Work to complete> In the data below, count the lines that contain the string "backing", where case matters, and reply with only the number.

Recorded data
++++++++++

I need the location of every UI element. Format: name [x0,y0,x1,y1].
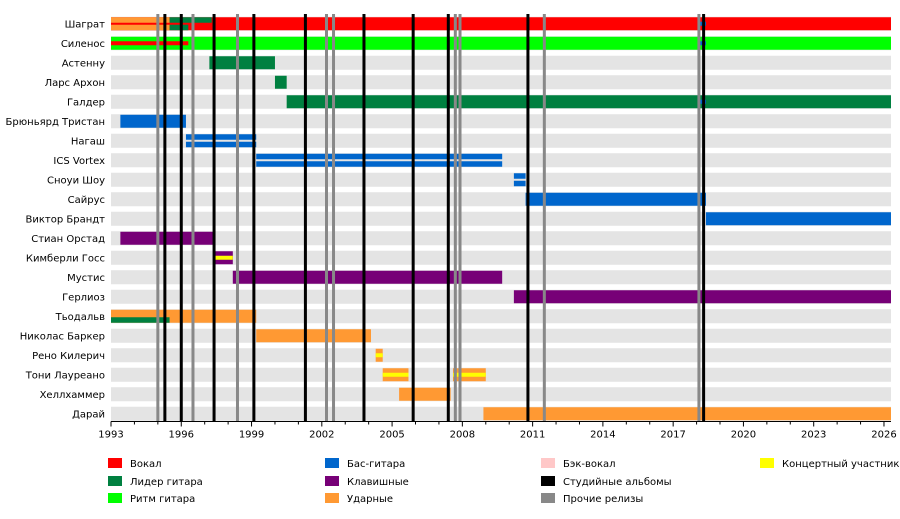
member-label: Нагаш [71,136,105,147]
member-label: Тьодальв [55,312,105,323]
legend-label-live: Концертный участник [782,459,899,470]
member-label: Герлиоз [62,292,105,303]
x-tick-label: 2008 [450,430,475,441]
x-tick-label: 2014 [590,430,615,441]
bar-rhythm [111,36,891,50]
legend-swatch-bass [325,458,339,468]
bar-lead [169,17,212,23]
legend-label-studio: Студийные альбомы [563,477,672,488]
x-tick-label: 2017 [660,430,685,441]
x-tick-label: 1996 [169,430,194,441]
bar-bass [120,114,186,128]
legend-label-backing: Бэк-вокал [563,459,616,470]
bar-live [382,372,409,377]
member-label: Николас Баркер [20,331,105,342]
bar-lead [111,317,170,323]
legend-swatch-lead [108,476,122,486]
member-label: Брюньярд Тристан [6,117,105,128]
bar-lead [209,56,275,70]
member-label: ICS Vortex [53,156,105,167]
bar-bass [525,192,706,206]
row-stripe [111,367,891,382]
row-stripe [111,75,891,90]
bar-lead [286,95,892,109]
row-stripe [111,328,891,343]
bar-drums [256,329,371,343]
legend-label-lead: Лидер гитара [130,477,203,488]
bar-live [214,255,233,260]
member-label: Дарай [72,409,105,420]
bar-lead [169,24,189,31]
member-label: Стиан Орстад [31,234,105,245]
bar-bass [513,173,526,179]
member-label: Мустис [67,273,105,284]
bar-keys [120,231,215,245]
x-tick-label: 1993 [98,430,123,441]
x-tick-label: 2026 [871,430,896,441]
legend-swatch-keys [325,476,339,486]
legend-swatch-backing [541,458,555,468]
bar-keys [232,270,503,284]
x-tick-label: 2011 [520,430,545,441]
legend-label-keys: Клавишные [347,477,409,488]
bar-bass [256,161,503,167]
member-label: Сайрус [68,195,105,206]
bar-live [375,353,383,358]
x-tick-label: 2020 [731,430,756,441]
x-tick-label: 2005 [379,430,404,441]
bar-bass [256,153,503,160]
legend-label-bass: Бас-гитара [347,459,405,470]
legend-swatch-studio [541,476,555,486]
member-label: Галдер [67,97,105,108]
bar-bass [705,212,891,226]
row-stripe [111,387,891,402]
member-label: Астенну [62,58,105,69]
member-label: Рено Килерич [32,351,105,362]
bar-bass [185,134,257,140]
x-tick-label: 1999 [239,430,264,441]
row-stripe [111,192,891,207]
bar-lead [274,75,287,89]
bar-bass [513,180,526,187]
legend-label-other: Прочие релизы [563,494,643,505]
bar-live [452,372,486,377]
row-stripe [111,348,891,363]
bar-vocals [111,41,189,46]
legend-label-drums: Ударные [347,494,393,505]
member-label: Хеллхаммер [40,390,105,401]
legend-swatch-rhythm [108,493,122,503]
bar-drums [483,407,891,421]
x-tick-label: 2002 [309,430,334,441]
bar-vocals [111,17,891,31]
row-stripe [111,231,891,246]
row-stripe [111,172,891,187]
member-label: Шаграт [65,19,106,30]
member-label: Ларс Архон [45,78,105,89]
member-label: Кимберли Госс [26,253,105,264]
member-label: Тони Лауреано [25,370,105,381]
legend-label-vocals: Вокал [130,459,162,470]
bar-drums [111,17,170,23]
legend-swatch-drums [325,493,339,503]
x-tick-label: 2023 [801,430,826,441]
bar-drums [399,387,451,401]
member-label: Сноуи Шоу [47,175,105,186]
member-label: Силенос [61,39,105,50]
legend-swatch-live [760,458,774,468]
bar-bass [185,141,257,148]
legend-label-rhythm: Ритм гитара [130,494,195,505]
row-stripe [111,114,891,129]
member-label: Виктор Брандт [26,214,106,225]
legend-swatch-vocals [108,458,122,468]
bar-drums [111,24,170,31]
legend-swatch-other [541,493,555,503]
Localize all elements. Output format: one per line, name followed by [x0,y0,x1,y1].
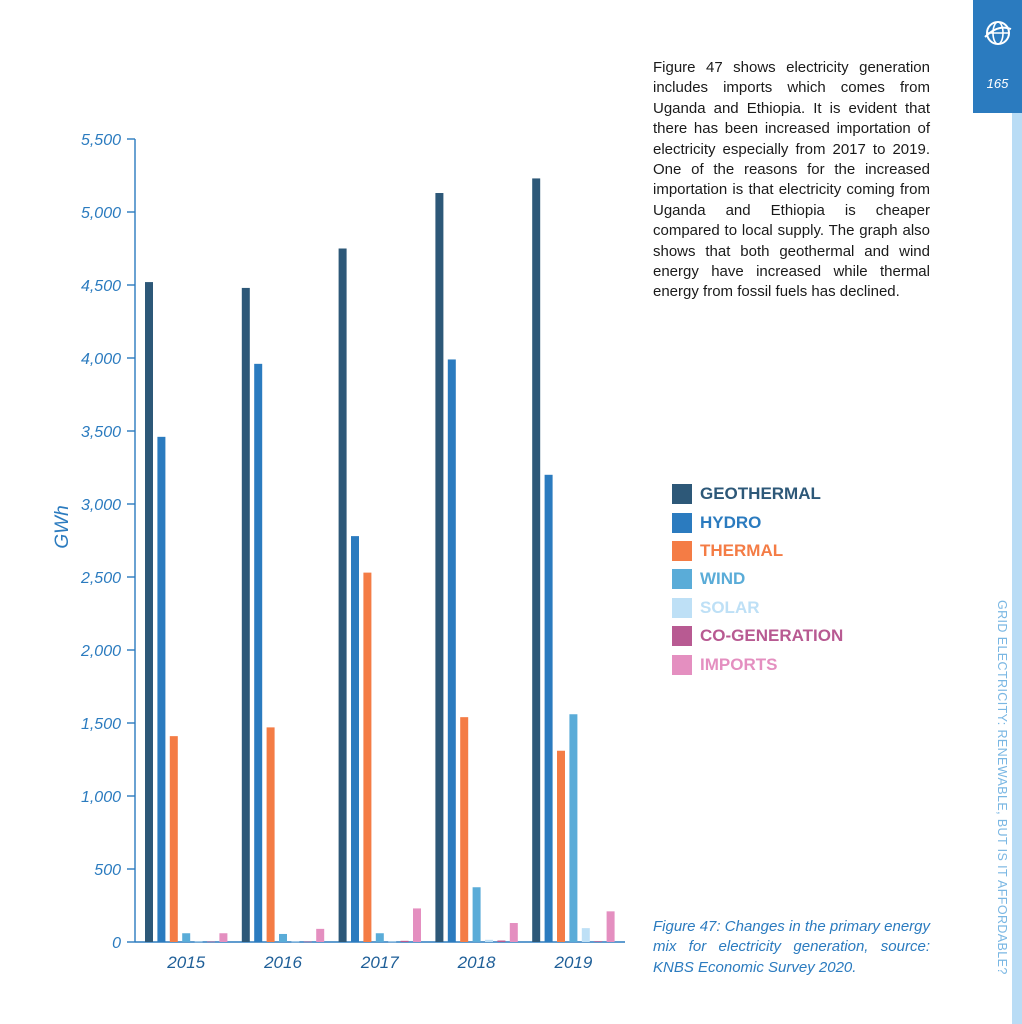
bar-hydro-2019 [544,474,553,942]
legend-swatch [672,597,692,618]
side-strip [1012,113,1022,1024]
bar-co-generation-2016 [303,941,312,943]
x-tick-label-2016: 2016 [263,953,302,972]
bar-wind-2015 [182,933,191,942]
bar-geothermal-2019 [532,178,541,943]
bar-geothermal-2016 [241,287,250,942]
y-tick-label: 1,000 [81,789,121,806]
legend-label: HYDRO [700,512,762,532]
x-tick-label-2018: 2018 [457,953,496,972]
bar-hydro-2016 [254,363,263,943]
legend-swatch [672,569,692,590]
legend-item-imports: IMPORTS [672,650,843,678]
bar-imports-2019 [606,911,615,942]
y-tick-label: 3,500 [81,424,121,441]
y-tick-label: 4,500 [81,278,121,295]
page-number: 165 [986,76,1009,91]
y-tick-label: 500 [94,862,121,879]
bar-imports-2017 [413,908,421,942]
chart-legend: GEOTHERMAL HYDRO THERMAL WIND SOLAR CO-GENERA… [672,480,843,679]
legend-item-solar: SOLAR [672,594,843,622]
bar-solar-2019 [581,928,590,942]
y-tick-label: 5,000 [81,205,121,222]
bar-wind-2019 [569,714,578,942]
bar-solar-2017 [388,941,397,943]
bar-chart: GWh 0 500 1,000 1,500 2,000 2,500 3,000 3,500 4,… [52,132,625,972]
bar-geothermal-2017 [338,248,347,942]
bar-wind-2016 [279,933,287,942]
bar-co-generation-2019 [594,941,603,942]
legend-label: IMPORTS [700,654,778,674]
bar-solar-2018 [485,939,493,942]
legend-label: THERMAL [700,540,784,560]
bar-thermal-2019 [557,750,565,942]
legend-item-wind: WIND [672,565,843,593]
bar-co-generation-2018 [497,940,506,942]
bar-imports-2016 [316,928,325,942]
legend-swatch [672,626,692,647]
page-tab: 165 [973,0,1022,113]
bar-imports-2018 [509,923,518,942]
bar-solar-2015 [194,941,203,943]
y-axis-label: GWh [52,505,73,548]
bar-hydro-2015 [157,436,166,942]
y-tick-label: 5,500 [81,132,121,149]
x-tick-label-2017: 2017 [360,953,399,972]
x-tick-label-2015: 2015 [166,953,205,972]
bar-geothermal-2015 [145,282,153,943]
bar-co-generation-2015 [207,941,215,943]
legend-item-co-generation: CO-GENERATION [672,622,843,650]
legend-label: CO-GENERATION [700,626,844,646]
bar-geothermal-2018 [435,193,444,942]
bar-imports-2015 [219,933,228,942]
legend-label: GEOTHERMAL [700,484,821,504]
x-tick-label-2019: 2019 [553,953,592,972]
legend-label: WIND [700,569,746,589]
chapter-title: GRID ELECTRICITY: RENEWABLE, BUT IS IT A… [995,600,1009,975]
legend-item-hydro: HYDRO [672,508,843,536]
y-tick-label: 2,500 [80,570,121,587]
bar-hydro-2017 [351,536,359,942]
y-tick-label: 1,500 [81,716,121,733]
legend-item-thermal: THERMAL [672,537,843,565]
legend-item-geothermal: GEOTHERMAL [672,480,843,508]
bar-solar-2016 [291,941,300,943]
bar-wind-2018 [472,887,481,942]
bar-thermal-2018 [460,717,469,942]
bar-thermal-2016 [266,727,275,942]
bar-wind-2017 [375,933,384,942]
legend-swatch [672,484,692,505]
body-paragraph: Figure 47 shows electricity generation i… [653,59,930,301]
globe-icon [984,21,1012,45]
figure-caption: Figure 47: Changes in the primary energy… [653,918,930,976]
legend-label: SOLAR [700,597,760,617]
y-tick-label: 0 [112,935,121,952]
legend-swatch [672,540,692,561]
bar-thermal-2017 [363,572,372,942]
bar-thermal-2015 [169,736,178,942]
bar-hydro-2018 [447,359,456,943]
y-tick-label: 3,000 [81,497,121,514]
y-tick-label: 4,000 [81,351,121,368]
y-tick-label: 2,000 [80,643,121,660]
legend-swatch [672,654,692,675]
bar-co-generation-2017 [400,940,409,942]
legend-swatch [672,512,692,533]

++++++++++

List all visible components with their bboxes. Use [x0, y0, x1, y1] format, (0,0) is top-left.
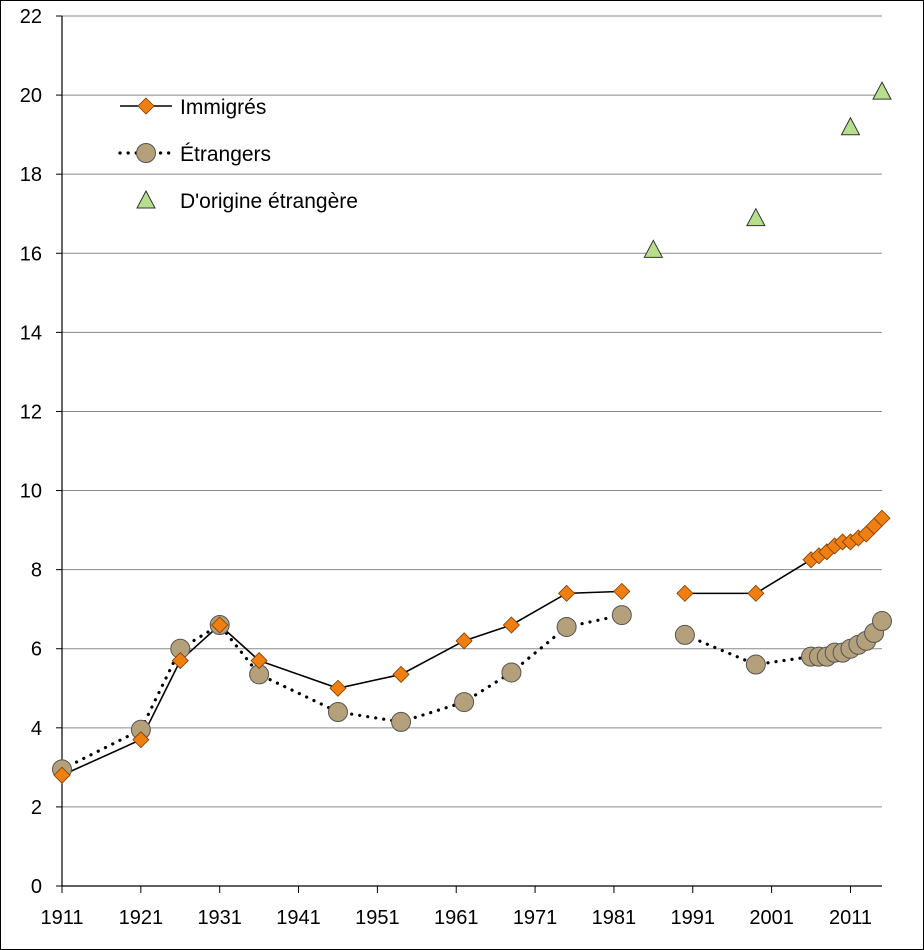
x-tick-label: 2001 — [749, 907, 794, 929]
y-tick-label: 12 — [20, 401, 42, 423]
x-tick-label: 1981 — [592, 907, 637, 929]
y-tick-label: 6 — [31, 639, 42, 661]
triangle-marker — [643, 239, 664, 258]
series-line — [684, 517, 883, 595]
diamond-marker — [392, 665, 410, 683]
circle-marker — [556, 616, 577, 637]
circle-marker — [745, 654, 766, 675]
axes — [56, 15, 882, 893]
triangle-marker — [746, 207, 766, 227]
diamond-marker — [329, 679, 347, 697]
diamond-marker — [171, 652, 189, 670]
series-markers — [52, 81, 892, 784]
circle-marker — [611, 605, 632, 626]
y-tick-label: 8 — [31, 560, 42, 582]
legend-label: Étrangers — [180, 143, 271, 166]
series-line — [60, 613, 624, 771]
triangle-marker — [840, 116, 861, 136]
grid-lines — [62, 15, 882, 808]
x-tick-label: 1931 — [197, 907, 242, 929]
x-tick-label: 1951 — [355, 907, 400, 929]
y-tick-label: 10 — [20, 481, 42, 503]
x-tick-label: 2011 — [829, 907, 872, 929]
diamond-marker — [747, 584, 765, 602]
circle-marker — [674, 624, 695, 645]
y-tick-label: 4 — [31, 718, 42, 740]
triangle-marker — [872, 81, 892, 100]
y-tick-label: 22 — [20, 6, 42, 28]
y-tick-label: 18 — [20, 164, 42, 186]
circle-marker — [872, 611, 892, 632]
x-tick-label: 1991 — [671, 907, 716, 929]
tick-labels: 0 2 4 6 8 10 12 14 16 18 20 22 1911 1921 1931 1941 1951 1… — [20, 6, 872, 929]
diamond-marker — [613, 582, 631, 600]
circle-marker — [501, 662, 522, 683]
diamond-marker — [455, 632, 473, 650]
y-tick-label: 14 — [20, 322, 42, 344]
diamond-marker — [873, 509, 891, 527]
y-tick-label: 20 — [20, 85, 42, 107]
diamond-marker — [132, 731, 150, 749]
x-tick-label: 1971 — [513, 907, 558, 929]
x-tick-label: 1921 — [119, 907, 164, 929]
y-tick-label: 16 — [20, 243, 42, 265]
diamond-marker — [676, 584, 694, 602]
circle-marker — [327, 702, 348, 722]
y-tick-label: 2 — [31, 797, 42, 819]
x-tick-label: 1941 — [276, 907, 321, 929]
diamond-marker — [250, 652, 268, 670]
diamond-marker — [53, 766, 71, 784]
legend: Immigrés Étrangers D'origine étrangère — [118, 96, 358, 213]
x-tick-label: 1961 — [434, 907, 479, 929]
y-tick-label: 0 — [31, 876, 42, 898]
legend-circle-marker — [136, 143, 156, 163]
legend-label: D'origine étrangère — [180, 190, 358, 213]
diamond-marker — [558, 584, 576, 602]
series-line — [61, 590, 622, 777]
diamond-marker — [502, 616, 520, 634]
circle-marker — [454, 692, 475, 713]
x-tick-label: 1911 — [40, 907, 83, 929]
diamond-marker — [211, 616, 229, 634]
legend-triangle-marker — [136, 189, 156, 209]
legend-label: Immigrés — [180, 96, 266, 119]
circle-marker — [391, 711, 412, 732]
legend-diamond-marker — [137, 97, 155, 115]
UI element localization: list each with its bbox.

++++++++++

Written solution> 2